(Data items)
________________________
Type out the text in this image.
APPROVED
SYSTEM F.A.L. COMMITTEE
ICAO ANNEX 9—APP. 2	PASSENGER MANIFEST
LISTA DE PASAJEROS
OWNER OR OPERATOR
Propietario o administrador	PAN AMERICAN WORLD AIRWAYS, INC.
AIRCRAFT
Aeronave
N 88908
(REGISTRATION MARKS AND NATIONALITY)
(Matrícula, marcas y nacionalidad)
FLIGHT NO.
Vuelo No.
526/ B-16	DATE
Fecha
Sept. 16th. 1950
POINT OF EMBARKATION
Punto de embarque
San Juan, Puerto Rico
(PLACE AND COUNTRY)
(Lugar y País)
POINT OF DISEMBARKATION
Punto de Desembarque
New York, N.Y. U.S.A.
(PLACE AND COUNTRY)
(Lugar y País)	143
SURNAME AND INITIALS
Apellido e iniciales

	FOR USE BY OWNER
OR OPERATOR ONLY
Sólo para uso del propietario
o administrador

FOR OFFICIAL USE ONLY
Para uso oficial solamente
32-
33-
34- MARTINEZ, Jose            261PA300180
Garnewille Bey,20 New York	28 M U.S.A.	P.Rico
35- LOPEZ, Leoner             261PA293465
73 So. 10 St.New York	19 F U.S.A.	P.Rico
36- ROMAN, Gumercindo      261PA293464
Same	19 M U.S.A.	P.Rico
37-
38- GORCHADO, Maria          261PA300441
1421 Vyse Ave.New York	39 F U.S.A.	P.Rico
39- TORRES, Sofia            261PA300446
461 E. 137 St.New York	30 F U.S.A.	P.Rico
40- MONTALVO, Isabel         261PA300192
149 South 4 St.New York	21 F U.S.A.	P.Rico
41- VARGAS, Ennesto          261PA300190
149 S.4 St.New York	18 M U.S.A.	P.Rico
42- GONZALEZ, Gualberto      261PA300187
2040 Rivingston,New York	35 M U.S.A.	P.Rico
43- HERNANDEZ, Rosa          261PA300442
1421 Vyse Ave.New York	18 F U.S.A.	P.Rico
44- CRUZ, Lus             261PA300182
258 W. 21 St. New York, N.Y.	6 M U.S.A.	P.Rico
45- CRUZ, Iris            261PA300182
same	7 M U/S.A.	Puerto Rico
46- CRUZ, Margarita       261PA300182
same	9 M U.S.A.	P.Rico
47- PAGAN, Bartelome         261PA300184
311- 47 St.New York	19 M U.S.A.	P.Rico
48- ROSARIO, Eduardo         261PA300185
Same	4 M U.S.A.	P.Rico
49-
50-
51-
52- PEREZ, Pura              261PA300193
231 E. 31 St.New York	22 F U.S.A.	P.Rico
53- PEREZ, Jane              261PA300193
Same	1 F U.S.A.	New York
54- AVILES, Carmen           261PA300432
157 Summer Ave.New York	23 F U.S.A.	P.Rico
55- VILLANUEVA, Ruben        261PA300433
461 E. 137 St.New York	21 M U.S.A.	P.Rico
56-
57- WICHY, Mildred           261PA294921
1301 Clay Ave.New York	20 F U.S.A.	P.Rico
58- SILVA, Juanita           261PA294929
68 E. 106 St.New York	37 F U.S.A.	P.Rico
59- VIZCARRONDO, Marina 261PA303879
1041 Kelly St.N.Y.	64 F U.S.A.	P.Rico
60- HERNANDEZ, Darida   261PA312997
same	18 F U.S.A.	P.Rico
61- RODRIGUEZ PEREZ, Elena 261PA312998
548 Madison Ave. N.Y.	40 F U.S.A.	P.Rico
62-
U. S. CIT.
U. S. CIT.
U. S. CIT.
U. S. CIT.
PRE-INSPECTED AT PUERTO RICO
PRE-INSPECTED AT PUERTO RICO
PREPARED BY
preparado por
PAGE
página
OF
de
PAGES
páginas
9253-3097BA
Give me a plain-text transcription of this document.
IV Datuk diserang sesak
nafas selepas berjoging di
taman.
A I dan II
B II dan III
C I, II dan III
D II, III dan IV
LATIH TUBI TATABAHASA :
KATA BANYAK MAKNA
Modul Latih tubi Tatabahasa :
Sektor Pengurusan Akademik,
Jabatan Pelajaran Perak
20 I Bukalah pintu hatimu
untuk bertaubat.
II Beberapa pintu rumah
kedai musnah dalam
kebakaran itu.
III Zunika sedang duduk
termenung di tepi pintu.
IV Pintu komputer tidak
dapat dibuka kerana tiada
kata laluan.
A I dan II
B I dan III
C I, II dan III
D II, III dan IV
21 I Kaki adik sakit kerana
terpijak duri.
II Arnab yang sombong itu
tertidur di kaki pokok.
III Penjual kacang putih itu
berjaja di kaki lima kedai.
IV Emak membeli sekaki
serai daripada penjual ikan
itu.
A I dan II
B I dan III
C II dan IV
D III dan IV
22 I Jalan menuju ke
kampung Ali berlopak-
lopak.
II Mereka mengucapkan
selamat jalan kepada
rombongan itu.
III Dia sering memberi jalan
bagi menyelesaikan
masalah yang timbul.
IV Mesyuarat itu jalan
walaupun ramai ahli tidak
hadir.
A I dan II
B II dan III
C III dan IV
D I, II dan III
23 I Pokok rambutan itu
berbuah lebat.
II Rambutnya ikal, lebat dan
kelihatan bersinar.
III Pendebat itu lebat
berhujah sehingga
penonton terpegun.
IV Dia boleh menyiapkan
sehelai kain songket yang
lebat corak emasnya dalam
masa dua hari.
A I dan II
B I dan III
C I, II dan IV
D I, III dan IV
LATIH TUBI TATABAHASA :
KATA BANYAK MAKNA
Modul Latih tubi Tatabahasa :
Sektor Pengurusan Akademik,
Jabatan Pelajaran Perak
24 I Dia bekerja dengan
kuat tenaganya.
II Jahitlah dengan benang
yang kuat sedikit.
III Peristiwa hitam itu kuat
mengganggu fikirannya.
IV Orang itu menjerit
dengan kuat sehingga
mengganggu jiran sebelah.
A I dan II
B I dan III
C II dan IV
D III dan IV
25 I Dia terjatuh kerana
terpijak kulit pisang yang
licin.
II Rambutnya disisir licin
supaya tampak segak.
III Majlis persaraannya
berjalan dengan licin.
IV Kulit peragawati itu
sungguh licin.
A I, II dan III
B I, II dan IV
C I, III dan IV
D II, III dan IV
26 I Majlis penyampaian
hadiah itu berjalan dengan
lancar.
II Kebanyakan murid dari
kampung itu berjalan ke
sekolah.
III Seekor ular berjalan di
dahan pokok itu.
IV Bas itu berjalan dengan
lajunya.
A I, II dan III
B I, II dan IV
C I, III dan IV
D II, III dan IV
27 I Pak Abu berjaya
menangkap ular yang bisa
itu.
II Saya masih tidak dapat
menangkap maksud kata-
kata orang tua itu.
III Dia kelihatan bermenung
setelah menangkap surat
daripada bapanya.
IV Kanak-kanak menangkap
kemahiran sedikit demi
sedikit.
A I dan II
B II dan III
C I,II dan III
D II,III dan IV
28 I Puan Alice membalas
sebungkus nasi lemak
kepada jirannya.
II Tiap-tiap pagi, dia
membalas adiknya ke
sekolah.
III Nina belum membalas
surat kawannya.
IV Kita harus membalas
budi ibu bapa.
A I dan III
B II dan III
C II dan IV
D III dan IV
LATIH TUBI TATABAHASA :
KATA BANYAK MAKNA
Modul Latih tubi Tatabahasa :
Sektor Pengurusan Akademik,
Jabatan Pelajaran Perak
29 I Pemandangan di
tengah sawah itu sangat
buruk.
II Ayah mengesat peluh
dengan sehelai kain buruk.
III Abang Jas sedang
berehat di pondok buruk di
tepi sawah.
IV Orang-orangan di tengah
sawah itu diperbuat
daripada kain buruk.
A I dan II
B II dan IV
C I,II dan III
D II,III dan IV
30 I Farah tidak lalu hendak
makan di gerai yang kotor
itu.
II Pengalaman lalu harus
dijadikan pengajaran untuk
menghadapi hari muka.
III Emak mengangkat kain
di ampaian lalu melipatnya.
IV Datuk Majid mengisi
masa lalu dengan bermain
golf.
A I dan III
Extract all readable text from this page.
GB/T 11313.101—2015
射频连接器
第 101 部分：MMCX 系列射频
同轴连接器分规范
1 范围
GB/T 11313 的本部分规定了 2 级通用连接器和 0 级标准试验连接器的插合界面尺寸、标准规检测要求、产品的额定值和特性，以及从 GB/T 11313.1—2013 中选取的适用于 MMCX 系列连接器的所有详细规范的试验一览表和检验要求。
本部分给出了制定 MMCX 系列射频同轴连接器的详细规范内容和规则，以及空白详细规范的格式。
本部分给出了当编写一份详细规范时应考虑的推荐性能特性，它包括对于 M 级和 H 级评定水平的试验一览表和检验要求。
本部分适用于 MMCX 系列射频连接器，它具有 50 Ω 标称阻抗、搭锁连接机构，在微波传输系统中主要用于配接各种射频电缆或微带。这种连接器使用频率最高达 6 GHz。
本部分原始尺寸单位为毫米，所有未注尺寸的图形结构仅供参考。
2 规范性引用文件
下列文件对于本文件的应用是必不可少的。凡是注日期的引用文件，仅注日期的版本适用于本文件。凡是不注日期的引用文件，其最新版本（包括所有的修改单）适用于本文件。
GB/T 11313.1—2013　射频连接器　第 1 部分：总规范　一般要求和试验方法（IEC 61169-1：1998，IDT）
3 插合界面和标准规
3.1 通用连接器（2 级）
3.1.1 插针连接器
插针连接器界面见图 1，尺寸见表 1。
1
________________________
WRITTEN EXERCISE | Looking at the records above, report how many lines contain the word "tengah". Answer with the number only.

RESPONSE | 2